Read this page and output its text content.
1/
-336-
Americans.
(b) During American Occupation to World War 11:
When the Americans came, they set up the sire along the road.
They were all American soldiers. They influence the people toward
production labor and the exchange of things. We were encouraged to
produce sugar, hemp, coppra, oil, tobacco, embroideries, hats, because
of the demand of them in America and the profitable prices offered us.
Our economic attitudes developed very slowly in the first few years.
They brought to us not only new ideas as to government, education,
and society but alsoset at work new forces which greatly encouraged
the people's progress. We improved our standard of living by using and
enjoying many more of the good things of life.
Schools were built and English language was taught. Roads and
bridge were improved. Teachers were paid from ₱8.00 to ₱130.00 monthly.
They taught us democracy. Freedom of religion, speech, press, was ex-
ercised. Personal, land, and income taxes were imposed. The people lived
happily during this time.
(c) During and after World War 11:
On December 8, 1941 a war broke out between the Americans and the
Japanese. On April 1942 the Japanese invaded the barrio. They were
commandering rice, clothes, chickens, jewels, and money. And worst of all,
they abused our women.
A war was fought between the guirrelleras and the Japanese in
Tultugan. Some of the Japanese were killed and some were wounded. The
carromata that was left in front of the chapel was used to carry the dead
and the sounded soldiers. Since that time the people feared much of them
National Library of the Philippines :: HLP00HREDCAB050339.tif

---

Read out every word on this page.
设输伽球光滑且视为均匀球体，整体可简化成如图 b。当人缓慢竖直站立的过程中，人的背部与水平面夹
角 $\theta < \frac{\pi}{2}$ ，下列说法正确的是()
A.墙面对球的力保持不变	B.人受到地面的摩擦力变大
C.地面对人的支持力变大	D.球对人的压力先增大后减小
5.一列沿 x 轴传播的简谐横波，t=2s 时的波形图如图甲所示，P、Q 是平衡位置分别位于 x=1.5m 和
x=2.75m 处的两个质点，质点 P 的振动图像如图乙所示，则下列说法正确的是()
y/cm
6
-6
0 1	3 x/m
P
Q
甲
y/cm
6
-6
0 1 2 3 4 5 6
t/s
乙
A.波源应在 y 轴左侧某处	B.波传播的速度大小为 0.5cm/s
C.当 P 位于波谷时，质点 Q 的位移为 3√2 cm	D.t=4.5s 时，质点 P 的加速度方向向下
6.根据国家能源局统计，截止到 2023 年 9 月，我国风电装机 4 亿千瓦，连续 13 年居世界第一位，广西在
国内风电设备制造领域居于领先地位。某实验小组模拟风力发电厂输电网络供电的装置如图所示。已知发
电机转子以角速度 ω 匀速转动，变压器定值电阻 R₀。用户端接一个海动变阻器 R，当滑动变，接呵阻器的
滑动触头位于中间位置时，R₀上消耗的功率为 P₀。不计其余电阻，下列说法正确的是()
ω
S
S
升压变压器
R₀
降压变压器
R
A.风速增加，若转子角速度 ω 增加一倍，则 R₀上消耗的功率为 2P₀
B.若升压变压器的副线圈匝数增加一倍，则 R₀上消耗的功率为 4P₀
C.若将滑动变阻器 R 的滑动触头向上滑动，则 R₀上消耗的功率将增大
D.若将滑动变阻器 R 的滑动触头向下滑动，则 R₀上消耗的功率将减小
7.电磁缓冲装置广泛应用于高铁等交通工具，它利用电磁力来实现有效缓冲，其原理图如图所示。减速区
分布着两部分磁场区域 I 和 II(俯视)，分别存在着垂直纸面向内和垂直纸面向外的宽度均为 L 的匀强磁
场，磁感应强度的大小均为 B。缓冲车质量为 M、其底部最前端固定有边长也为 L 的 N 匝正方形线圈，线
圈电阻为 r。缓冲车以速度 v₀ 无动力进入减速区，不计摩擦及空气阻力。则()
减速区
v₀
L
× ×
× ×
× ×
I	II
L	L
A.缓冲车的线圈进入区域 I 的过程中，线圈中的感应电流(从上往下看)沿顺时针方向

...

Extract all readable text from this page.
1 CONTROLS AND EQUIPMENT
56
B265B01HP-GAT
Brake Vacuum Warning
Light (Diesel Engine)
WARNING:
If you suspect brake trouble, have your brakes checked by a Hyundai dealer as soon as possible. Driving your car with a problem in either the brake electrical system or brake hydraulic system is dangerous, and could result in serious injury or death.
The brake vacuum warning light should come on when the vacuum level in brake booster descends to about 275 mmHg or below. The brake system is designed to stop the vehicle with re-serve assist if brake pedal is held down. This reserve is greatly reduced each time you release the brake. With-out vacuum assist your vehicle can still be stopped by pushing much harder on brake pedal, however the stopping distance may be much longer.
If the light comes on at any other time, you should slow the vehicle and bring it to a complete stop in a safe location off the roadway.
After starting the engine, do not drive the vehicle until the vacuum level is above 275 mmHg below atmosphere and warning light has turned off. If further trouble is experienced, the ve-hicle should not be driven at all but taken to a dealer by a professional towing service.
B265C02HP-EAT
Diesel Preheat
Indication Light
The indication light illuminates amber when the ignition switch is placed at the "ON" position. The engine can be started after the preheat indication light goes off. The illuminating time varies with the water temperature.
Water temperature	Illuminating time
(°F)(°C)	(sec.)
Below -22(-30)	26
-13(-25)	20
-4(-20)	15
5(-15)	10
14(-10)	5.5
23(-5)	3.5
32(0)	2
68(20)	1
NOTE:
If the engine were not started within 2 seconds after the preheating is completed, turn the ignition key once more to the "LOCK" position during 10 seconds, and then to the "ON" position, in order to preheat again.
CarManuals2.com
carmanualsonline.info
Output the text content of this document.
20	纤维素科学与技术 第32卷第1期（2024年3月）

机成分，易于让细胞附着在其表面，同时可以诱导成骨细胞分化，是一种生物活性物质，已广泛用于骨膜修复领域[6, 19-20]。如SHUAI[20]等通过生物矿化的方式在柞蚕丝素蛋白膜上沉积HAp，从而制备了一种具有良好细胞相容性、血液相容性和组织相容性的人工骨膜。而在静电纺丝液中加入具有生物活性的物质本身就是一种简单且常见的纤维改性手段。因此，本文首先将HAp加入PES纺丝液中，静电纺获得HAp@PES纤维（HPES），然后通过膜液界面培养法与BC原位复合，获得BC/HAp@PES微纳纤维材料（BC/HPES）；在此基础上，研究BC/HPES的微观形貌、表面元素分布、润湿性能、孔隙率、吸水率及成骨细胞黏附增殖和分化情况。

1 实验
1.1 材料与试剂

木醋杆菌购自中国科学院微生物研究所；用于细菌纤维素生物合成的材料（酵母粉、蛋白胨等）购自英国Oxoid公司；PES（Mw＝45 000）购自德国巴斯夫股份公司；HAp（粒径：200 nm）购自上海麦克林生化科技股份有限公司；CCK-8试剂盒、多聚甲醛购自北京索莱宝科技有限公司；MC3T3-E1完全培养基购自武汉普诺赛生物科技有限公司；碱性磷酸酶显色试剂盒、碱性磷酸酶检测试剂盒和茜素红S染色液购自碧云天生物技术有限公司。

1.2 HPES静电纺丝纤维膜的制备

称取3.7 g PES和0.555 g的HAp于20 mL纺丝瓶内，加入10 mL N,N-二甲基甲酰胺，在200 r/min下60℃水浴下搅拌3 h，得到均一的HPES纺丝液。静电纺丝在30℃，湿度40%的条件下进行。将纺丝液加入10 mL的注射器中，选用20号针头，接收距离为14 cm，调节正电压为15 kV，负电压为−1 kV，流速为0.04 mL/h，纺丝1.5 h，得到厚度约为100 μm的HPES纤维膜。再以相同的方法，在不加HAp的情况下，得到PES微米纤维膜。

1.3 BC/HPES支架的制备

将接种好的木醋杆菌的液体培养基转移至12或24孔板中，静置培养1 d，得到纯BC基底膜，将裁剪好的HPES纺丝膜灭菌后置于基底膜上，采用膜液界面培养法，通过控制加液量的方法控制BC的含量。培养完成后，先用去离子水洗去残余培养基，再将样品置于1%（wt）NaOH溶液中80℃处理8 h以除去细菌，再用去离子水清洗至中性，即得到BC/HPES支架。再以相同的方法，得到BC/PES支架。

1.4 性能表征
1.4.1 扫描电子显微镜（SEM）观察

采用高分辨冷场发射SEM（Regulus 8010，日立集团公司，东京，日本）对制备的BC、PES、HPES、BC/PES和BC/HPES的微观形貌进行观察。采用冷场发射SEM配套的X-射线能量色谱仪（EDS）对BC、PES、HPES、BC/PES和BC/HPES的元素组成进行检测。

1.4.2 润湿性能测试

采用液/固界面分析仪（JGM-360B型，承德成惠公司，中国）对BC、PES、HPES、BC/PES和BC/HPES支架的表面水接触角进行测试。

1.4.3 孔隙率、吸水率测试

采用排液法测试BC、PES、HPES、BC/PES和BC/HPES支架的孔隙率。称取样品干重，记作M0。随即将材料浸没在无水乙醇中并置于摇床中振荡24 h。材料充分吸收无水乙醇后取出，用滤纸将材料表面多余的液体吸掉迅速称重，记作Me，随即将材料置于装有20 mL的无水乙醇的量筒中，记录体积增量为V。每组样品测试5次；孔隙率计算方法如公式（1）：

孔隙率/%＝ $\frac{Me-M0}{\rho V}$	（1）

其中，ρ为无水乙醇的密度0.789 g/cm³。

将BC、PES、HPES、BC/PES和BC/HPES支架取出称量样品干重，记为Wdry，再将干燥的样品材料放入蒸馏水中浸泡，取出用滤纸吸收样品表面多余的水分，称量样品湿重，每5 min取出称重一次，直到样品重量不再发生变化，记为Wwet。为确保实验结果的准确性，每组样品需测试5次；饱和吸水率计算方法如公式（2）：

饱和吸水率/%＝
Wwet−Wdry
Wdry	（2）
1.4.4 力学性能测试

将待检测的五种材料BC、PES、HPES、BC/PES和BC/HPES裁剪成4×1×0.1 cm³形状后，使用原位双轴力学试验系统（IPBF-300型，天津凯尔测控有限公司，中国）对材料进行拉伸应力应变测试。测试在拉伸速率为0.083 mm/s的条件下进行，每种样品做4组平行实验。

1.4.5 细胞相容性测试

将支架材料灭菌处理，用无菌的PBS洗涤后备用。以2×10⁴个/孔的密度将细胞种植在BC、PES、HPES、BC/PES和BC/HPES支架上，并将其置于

STATED PROBLEM
Lines that hold the word "Americans" are the ones to return, every one of them.

WRITTEN RESPONSE
Americans.
When the Americans came, they set up the sire along the road.
On December 8, 1941 a war broke out between the Americans and the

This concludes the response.